[Stored data entries]
----
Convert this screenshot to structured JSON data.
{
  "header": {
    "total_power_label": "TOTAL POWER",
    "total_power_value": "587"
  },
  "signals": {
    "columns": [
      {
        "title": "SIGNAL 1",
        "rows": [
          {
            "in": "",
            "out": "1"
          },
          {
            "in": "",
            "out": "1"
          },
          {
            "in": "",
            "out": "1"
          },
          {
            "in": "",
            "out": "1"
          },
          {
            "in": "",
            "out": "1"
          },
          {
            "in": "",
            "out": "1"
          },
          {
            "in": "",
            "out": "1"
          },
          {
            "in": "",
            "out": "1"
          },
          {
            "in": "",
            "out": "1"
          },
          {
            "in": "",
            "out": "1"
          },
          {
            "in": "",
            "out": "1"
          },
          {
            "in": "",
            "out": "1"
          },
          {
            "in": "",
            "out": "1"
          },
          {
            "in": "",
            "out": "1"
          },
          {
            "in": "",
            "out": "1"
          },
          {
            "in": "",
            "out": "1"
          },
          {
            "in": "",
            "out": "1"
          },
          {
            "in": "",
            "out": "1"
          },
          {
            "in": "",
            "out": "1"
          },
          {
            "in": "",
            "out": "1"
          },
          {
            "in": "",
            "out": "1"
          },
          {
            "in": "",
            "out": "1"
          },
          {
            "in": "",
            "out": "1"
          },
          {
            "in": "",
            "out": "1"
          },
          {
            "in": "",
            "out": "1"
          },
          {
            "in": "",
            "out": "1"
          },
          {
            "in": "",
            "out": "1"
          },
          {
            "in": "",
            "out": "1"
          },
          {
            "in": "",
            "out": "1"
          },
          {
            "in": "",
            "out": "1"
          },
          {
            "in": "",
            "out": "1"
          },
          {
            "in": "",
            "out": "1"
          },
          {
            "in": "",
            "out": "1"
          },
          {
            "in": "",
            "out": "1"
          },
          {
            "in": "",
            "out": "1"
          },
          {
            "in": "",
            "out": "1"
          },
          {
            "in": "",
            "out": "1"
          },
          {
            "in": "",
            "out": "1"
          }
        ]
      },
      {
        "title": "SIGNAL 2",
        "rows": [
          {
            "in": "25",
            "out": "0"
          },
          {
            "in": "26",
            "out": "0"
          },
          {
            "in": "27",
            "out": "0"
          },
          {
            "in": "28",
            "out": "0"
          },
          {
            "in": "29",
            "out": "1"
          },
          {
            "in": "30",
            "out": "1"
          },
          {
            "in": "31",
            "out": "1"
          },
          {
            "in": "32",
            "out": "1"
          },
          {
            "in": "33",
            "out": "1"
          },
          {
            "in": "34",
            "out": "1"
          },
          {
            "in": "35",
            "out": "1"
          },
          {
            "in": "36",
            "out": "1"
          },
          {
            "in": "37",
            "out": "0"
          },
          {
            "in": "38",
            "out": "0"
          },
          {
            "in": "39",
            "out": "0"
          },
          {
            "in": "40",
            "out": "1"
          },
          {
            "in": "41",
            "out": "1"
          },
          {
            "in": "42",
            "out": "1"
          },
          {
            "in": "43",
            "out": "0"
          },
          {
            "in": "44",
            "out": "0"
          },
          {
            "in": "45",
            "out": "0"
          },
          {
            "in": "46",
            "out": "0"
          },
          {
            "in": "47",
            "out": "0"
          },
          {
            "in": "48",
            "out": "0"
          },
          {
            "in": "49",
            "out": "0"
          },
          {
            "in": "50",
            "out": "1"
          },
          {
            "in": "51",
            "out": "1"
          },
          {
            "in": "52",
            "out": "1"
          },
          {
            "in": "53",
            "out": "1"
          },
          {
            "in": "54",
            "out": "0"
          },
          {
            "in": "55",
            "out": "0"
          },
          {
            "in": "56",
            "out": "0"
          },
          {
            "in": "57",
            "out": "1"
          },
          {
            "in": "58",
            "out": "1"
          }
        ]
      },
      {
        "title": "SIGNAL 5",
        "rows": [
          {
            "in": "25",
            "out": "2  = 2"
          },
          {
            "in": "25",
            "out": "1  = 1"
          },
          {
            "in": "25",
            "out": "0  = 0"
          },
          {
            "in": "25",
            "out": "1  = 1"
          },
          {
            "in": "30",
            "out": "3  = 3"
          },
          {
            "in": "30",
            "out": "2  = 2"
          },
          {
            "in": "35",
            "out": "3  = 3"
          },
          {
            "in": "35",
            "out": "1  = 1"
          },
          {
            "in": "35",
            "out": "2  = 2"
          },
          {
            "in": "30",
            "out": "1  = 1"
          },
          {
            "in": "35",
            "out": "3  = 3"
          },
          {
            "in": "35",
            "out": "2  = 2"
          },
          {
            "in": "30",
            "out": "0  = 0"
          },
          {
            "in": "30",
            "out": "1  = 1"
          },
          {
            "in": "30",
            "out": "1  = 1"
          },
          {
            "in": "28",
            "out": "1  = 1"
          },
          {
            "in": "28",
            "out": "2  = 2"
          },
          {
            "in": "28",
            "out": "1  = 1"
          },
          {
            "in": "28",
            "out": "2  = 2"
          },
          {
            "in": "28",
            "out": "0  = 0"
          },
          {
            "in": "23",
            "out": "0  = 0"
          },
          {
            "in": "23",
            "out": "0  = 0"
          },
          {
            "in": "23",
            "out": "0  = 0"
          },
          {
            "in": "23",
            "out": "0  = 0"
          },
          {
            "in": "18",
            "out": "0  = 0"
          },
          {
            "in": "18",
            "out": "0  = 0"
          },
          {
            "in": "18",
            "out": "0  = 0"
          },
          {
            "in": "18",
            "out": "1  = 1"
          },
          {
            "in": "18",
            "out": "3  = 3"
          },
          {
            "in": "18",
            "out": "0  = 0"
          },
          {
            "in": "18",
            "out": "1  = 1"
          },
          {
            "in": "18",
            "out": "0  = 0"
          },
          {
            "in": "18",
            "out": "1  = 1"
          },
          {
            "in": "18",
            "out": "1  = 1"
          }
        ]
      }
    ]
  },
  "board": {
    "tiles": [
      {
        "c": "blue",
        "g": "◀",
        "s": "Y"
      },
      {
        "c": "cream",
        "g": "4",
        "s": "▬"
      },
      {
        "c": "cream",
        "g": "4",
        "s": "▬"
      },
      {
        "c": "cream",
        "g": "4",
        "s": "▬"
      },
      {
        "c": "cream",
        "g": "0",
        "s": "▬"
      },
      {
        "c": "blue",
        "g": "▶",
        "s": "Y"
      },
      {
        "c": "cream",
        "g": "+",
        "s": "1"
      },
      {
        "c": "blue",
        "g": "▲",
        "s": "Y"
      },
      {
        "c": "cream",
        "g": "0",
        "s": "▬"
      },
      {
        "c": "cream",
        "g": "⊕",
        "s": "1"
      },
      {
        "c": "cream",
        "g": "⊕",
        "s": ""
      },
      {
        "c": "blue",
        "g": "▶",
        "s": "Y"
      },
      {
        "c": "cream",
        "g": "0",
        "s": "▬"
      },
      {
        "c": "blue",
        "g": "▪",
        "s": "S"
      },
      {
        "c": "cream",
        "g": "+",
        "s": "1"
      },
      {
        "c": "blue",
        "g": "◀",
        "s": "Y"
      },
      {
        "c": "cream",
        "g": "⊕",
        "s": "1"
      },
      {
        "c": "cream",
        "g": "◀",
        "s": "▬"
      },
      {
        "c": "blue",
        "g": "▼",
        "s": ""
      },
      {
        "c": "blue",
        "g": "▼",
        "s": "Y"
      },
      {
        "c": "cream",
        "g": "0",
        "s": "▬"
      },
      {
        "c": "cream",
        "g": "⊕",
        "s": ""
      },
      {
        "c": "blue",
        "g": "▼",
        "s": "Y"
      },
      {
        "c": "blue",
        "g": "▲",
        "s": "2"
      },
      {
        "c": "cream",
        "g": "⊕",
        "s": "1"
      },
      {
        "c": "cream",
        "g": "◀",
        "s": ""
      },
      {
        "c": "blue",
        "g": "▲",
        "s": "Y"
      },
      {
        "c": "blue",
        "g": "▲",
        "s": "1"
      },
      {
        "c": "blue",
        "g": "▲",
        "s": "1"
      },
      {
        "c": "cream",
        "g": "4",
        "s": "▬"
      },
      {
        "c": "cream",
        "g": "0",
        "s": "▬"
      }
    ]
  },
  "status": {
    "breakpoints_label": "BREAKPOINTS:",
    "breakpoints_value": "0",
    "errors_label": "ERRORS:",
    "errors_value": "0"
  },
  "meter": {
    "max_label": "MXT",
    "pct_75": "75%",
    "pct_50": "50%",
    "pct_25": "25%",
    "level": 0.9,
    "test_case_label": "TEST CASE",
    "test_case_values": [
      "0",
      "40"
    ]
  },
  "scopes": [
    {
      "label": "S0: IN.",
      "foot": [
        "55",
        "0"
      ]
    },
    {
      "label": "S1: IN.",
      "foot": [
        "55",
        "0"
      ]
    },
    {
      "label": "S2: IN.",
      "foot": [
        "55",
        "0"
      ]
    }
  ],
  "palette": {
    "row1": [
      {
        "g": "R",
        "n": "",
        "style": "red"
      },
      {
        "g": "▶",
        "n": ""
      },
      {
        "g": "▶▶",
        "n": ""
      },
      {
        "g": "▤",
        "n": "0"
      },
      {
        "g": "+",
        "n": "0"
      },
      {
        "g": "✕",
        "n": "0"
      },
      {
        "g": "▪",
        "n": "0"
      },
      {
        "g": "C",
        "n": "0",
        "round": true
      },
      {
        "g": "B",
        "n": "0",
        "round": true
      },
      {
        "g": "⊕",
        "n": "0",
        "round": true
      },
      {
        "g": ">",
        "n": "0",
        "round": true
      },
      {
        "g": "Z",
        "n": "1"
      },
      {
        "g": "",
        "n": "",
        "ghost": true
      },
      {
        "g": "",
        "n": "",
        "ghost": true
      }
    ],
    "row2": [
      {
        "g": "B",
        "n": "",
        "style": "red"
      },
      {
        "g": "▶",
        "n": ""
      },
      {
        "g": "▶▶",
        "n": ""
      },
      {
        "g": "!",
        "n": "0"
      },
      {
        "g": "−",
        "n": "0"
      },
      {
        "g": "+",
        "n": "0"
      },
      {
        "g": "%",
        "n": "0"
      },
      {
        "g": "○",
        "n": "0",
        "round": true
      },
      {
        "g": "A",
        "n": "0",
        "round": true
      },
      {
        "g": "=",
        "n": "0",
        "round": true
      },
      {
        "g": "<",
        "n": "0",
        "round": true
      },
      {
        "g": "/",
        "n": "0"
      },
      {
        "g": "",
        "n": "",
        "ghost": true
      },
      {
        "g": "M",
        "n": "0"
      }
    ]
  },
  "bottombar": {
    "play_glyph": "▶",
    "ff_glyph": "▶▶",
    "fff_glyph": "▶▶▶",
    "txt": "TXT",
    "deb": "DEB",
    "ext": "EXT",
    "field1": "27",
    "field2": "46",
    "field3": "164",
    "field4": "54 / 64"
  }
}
----
• Required work: Pull out and copy each line containing the string "title".

• Solution below:
        "title": "SIGNAL 1",
        "title": "SIGNAL 2",
        "title": "SIGNAL 5",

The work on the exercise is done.